DO THIS
Filter the records below for the word "Modulleistung". Copy each line that holds it.

::: MATERIAL TO PROCESS

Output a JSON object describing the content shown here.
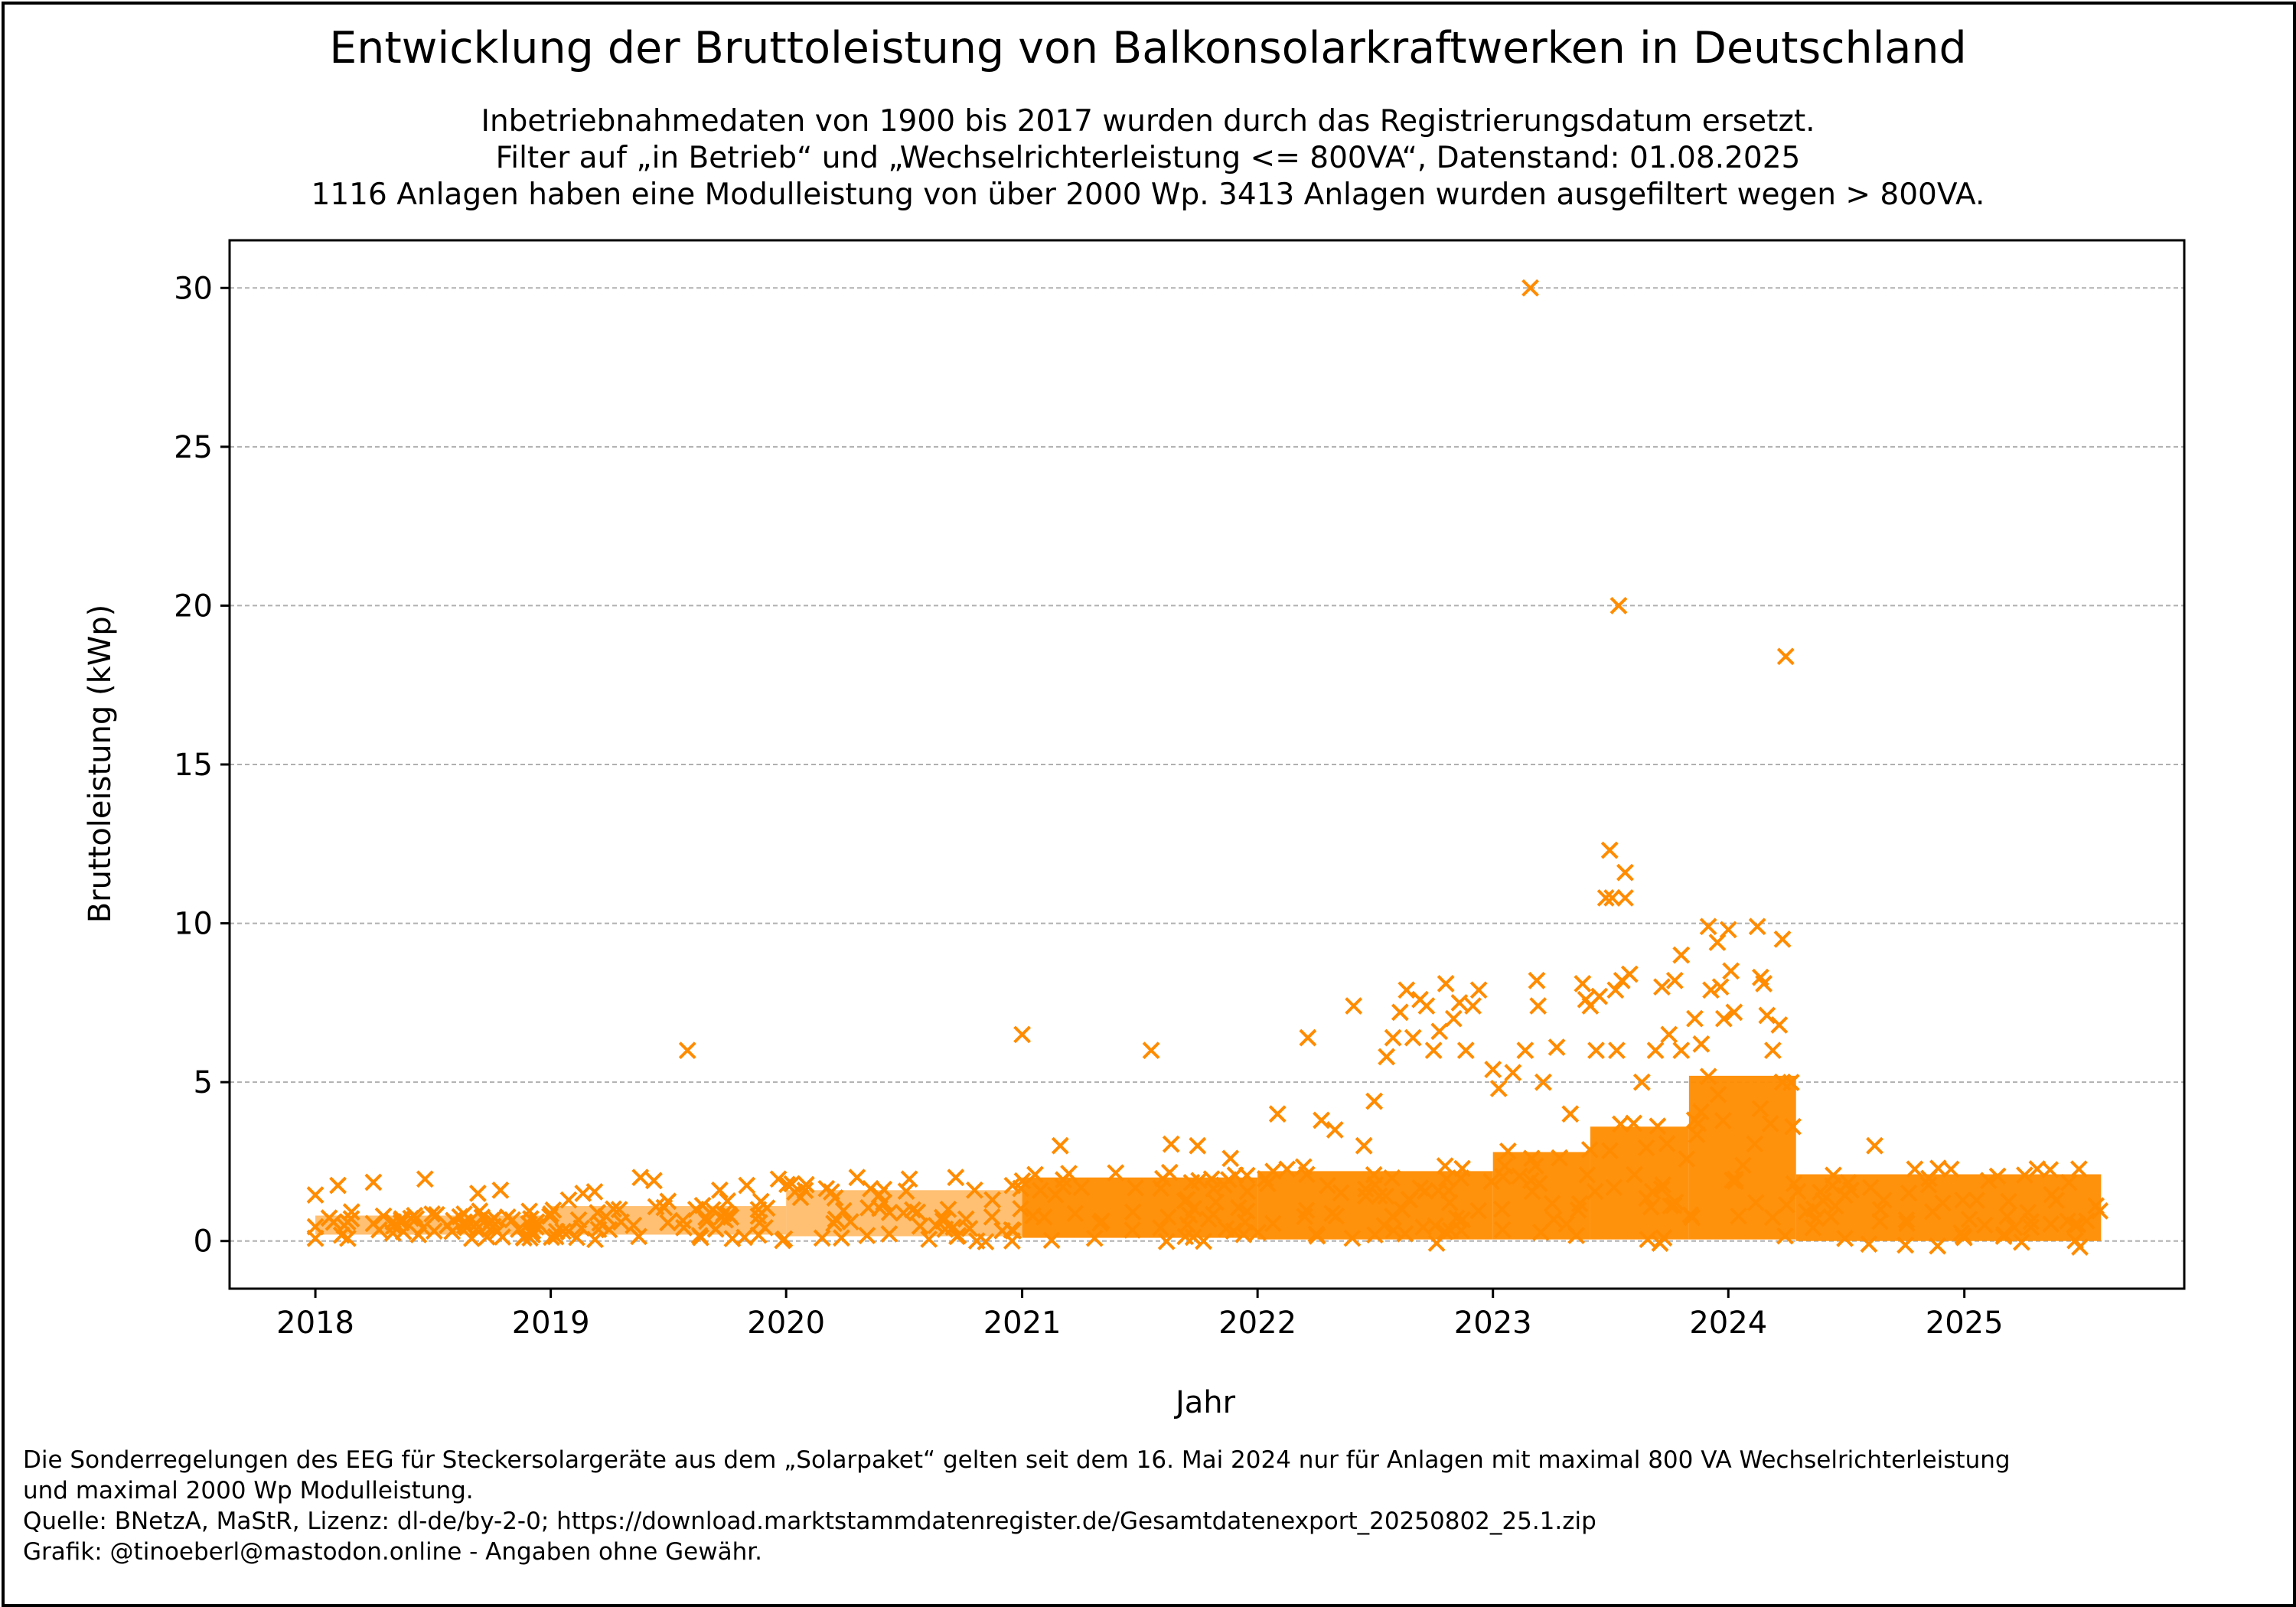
{
  "header": {
    "title": "Entwicklung der Bruttoleistung von Balkonsolarkraftwerken in Deutschland",
    "subtitle_lines": [
      "Inbetriebnahmedaten von 1900 bis 2017 wurden durch das Registrierungsdatum ersetzt.",
      "Filter auf „in Betrieb“ und „Wechselrichterleistung <= 800VA“, Datenstand: 01.08.2025",
      "1116 Anlagen haben eine Modulleistung von über 2000 Wp. 3413 Anlagen wurden ausgefiltert wegen > 800VA."
    ]
  },
  "footer": {
    "lines": [
      "Die Sonderregelungen des EEG für Steckersolargeräte aus dem „Solarpaket“ gelten seit dem 16. Mai 2024 nur für Anlagen mit maximal 800 VA Wechselrichterleistung",
      "und maximal 2000 Wp Modulleistung.",
      "Quelle: BNetzA, MaStR, Lizenz: dl-de/by-2-0; https://download.marktstammdatenregister.de/Gesamtdatenexport_20250802_25.1.zip",
      "Grafik: @tinoeberl@mastodon.online - Angaben ohne Gewähr."
    ]
  },
  "colors": {
    "marker": "#ff8c00",
    "grid": "#b0b0b0",
    "axis": "#000000"
  },
  "chart_data": {
    "type": "scatter",
    "marker": "x",
    "title": "Entwicklung der Bruttoleistung von Balkonsolarkraftwerken in Deutschland",
    "xlabel": "Jahr",
    "ylabel": "Bruttoleistung (kWp)",
    "xlim": [
      "2017-08-21",
      "2025-12-08"
    ],
    "ylim": [
      -1.5,
      31.5
    ],
    "xticks": [
      "2018",
      "2019",
      "2020",
      "2021",
      "2022",
      "2023",
      "2024",
      "2025"
    ],
    "yticks": [
      0,
      5,
      10,
      15,
      20,
      25,
      30
    ],
    "grid": "y-dashed",
    "note": "Points below 2 kWp are too dense to read individually; the dense band is approximated by 'dense_band' envelopes.",
    "points": [
      [
        "2018-01-01",
        1.45
      ],
      [
        "2018-01-01",
        0.45
      ],
      [
        "2018-02-05",
        1.75
      ],
      [
        "2018-02-20",
        0.6
      ],
      [
        "2018-04-01",
        1.85
      ],
      [
        "2018-04-01",
        0.55
      ],
      [
        "2018-04-10",
        0.35
      ],
      [
        "2018-05-15",
        0.7
      ],
      [
        "2018-06-10",
        0.2
      ],
      [
        "2018-06-20",
        1.95
      ],
      [
        "2018-07-01",
        0.85
      ],
      [
        "2018-08-01",
        0.3
      ],
      [
        "2018-08-20",
        0.6
      ],
      [
        "2018-09-10",
        1.5
      ],
      [
        "2018-10-01",
        0.65
      ],
      [
        "2018-10-10",
        0.3
      ],
      [
        "2018-10-15",
        1.6
      ],
      [
        "2018-12-01",
        0.7
      ],
      [
        "2019-01-01",
        0.85
      ],
      [
        "2019-01-10",
        0.3
      ],
      [
        "2019-02-20",
        1.5
      ],
      [
        "2019-03-10",
        1.55
      ],
      [
        "2019-05-20",
        2.0
      ],
      [
        "2019-06-10",
        1.9
      ],
      [
        "2019-08-01",
        6.0
      ],
      [
        "2019-09-20",
        1.6
      ],
      [
        "2019-11-01",
        1.75
      ],
      [
        "2019-12-20",
        1.95
      ],
      [
        "2020-01-10",
        1.8
      ],
      [
        "2020-04-20",
        2.0
      ],
      [
        "2020-07-10",
        1.95
      ],
      [
        "2020-09-20",
        2.0
      ],
      [
        "2021-01-01",
        6.5
      ],
      [
        "2021-03-01",
        3.0
      ],
      [
        "2021-07-20",
        6.0
      ],
      [
        "2021-08-20",
        3.05
      ],
      [
        "2021-09-30",
        3.0
      ],
      [
        "2021-11-20",
        2.6
      ],
      [
        "2022-02-01",
        4.0
      ],
      [
        "2022-03-20",
        6.4
      ],
      [
        "2022-04-10",
        3.8
      ],
      [
        "2022-05-01",
        3.5
      ],
      [
        "2022-05-30",
        7.4
      ],
      [
        "2022-06-15",
        3.0
      ],
      [
        "2022-07-01",
        4.4
      ],
      [
        "2022-07-20",
        5.8
      ],
      [
        "2022-07-30",
        6.4
      ],
      [
        "2022-08-10",
        7.2
      ],
      [
        "2022-08-20",
        7.9
      ],
      [
        "2022-08-30",
        6.4
      ],
      [
        "2022-09-10",
        7.6
      ],
      [
        "2022-09-20",
        7.4
      ],
      [
        "2022-10-01",
        6.0
      ],
      [
        "2022-10-10",
        6.6
      ],
      [
        "2022-10-20",
        8.1
      ],
      [
        "2022-11-01",
        7.0
      ],
      [
        "2022-11-10",
        7.5
      ],
      [
        "2022-11-20",
        6.0
      ],
      [
        "2022-12-01",
        7.4
      ],
      [
        "2022-12-10",
        7.9
      ],
      [
        "2023-01-01",
        5.4
      ],
      [
        "2023-01-10",
        4.8
      ],
      [
        "2023-02-01",
        5.3
      ],
      [
        "2023-02-20",
        6.0
      ],
      [
        "2023-02-28",
        30.0
      ],
      [
        "2023-03-10",
        8.2
      ],
      [
        "2023-03-12",
        7.4
      ],
      [
        "2023-03-20",
        5.0
      ],
      [
        "2023-04-10",
        6.1
      ],
      [
        "2023-05-01",
        4.0
      ],
      [
        "2023-05-20",
        8.1
      ],
      [
        "2023-05-25",
        7.6
      ],
      [
        "2023-06-01",
        7.4
      ],
      [
        "2023-06-10",
        6.0
      ],
      [
        "2023-06-15",
        7.7
      ],
      [
        "2023-06-25",
        10.8
      ],
      [
        "2023-07-05",
        10.8
      ],
      [
        "2023-07-01",
        12.3
      ],
      [
        "2023-07-10",
        7.9
      ],
      [
        "2023-07-12",
        6.0
      ],
      [
        "2023-07-15",
        20.0
      ],
      [
        "2023-07-20",
        8.2
      ],
      [
        "2023-07-25",
        11.6
      ],
      [
        "2023-07-25",
        10.8
      ],
      [
        "2023-08-01",
        8.4
      ],
      [
        "2023-08-20",
        5.0
      ],
      [
        "2023-09-10",
        6.0
      ],
      [
        "2023-09-20",
        8.0
      ],
      [
        "2023-10-01",
        6.5
      ],
      [
        "2023-10-10",
        8.2
      ],
      [
        "2023-10-20",
        9.0
      ],
      [
        "2023-10-20",
        6.0
      ],
      [
        "2023-11-10",
        7.0
      ],
      [
        "2023-11-20",
        6.2
      ],
      [
        "2023-12-01",
        9.9
      ],
      [
        "2023-12-05",
        7.9
      ],
      [
        "2023-12-15",
        9.4
      ],
      [
        "2023-12-20",
        8.0
      ],
      [
        "2023-12-25",
        7.0
      ],
      [
        "2024-01-01",
        9.8
      ],
      [
        "2024-01-05",
        8.5
      ],
      [
        "2024-01-10",
        7.2
      ],
      [
        "2024-02-15",
        9.9
      ],
      [
        "2024-02-20",
        8.3
      ],
      [
        "2024-02-25",
        8.1
      ],
      [
        "2024-03-01",
        7.1
      ],
      [
        "2024-03-10",
        6.0
      ],
      [
        "2024-03-20",
        6.8
      ],
      [
        "2024-03-25",
        9.5
      ],
      [
        "2024-03-25",
        5.0
      ],
      [
        "2024-03-30",
        18.4
      ],
      [
        "2024-04-10",
        3.6
      ],
      [
        "2024-08-15",
        3.0
      ]
    ],
    "dense_band": [
      {
        "from": "2018-01-01",
        "to": "2019-01-01",
        "ymin": 0.2,
        "ymax": 0.8
      },
      {
        "from": "2019-01-01",
        "to": "2020-01-01",
        "ymin": 0.2,
        "ymax": 1.1
      },
      {
        "from": "2020-01-01",
        "to": "2021-01-01",
        "ymin": 0.15,
        "ymax": 1.6
      },
      {
        "from": "2021-01-01",
        "to": "2022-01-01",
        "ymin": 0.1,
        "ymax": 2.0
      },
      {
        "from": "2022-01-01",
        "to": "2023-01-01",
        "ymin": 0.05,
        "ymax": 2.2
      },
      {
        "from": "2023-01-01",
        "to": "2023-06-01",
        "ymin": 0.05,
        "ymax": 2.8
      },
      {
        "from": "2023-06-01",
        "to": "2023-11-01",
        "ymin": 0.05,
        "ymax": 3.6
      },
      {
        "from": "2023-11-01",
        "to": "2024-04-15",
        "ymin": 0.05,
        "ymax": 5.2
      },
      {
        "from": "2024-04-15",
        "to": "2025-08-01",
        "ymin": 0.0,
        "ymax": 2.1
      }
    ]
  }
}
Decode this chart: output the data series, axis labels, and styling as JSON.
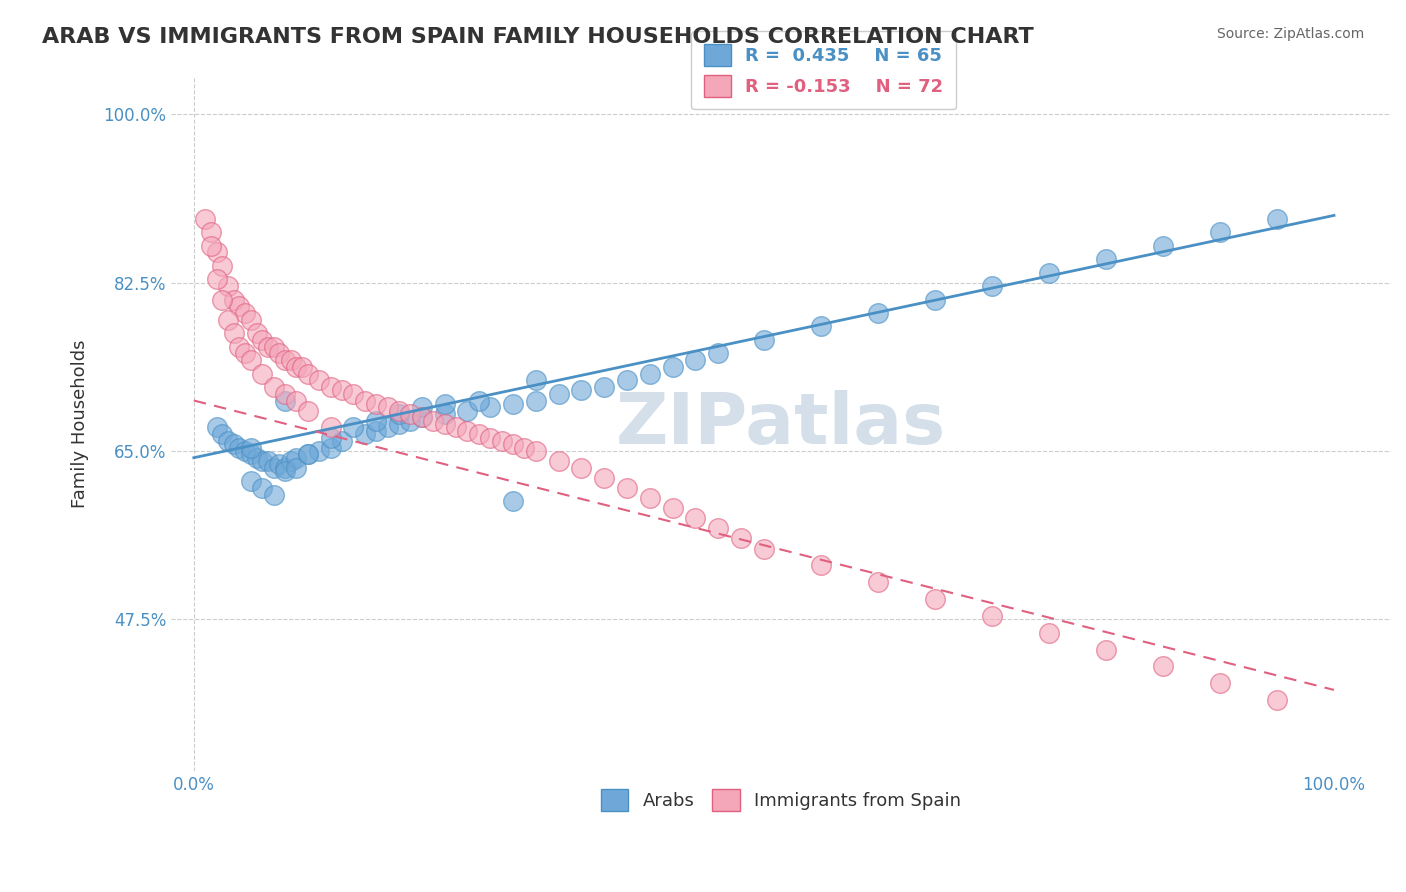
{
  "title": "ARAB VS IMMIGRANTS FROM SPAIN FAMILY HOUSEHOLDS CORRELATION CHART",
  "source": "Source: ZipAtlas.com",
  "xlabel": "",
  "ylabel": "Family Households",
  "legend_labels": [
    "Arabs",
    "Immigrants from Spain"
  ],
  "R_arab": 0.435,
  "N_arab": 65,
  "R_spain": -0.153,
  "N_spain": 72,
  "xlim": [
    0.0,
    1.0
  ],
  "ylim": [
    0.0,
    1.0
  ],
  "xtick_labels": [
    "0.0%",
    "100.0%"
  ],
  "ytick_labels": [
    "47.5%",
    "65.0%",
    "82.5%",
    "100.0%"
  ],
  "ytick_positions": [
    0.375,
    0.625,
    0.875,
    1.125
  ],
  "grid_color": "#cccccc",
  "background_color": "#ffffff",
  "arab_color": "#6fa8d8",
  "arab_edge_color": "#4a90c4",
  "spain_color": "#f4a7b9",
  "spain_edge_color": "#e06080",
  "trend_arab_color": "#4a90c4",
  "trend_spain_color": "#e06080",
  "trend_spain_dash": [
    6,
    4
  ],
  "watermark_color": "#d0dce8",
  "watermark_text": "ZIPatlas",
  "arab_points_x": [
    0.02,
    0.025,
    0.03,
    0.035,
    0.04,
    0.045,
    0.05,
    0.055,
    0.06,
    0.065,
    0.07,
    0.075,
    0.08,
    0.085,
    0.09,
    0.1,
    0.11,
    0.12,
    0.13,
    0.15,
    0.16,
    0.17,
    0.18,
    0.19,
    0.2,
    0.22,
    0.24,
    0.26,
    0.28,
    0.3,
    0.32,
    0.34,
    0.36,
    0.38,
    0.4,
    0.42,
    0.44,
    0.46,
    0.5,
    0.55,
    0.6,
    0.65,
    0.7,
    0.75,
    0.8,
    0.85,
    0.9,
    0.95,
    0.28,
    0.3,
    0.05,
    0.06,
    0.07,
    0.08,
    0.09,
    0.1,
    0.12,
    0.14,
    0.16,
    0.18,
    0.2,
    0.22,
    0.25,
    0.05,
    0.08
  ],
  "arab_points_y": [
    0.66,
    0.65,
    0.64,
    0.635,
    0.63,
    0.625,
    0.62,
    0.615,
    0.61,
    0.61,
    0.6,
    0.605,
    0.6,
    0.61,
    0.615,
    0.62,
    0.625,
    0.63,
    0.64,
    0.65,
    0.655,
    0.66,
    0.665,
    0.67,
    0.675,
    0.68,
    0.685,
    0.69,
    0.695,
    0.7,
    0.71,
    0.715,
    0.72,
    0.73,
    0.74,
    0.75,
    0.76,
    0.77,
    0.79,
    0.81,
    0.83,
    0.85,
    0.87,
    0.89,
    0.91,
    0.93,
    0.95,
    0.97,
    0.55,
    0.73,
    0.58,
    0.57,
    0.56,
    0.595,
    0.6,
    0.62,
    0.645,
    0.66,
    0.67,
    0.68,
    0.69,
    0.695,
    0.7,
    0.63,
    0.7
  ],
  "spain_points_x": [
    0.01,
    0.015,
    0.02,
    0.025,
    0.03,
    0.035,
    0.04,
    0.045,
    0.05,
    0.055,
    0.06,
    0.065,
    0.07,
    0.075,
    0.08,
    0.085,
    0.09,
    0.095,
    0.1,
    0.11,
    0.12,
    0.13,
    0.14,
    0.15,
    0.16,
    0.17,
    0.18,
    0.19,
    0.2,
    0.21,
    0.22,
    0.23,
    0.24,
    0.25,
    0.26,
    0.27,
    0.28,
    0.29,
    0.3,
    0.32,
    0.34,
    0.36,
    0.38,
    0.4,
    0.42,
    0.44,
    0.46,
    0.48,
    0.5,
    0.55,
    0.6,
    0.65,
    0.7,
    0.75,
    0.8,
    0.85,
    0.9,
    0.95,
    0.015,
    0.02,
    0.025,
    0.03,
    0.035,
    0.04,
    0.045,
    0.05,
    0.06,
    0.07,
    0.08,
    0.09,
    0.1,
    0.12
  ],
  "spain_points_y": [
    0.97,
    0.95,
    0.92,
    0.9,
    0.87,
    0.85,
    0.84,
    0.83,
    0.82,
    0.8,
    0.79,
    0.78,
    0.78,
    0.77,
    0.76,
    0.76,
    0.75,
    0.75,
    0.74,
    0.73,
    0.72,
    0.715,
    0.71,
    0.7,
    0.695,
    0.69,
    0.685,
    0.68,
    0.675,
    0.67,
    0.665,
    0.66,
    0.655,
    0.65,
    0.645,
    0.64,
    0.635,
    0.63,
    0.625,
    0.61,
    0.6,
    0.585,
    0.57,
    0.555,
    0.54,
    0.525,
    0.51,
    0.495,
    0.48,
    0.455,
    0.43,
    0.405,
    0.38,
    0.355,
    0.33,
    0.305,
    0.28,
    0.255,
    0.93,
    0.88,
    0.85,
    0.82,
    0.8,
    0.78,
    0.77,
    0.76,
    0.74,
    0.72,
    0.71,
    0.7,
    0.685,
    0.66
  ]
}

::::::

ANSWER TO THE TASK
      "1116 Anlagen haben eine Modulleistung von über 2000 Wp. 3413 Anlagen wurden ausgefiltert wegen > 800VA."
      "und maximal 2000 Wp Modulleistung.",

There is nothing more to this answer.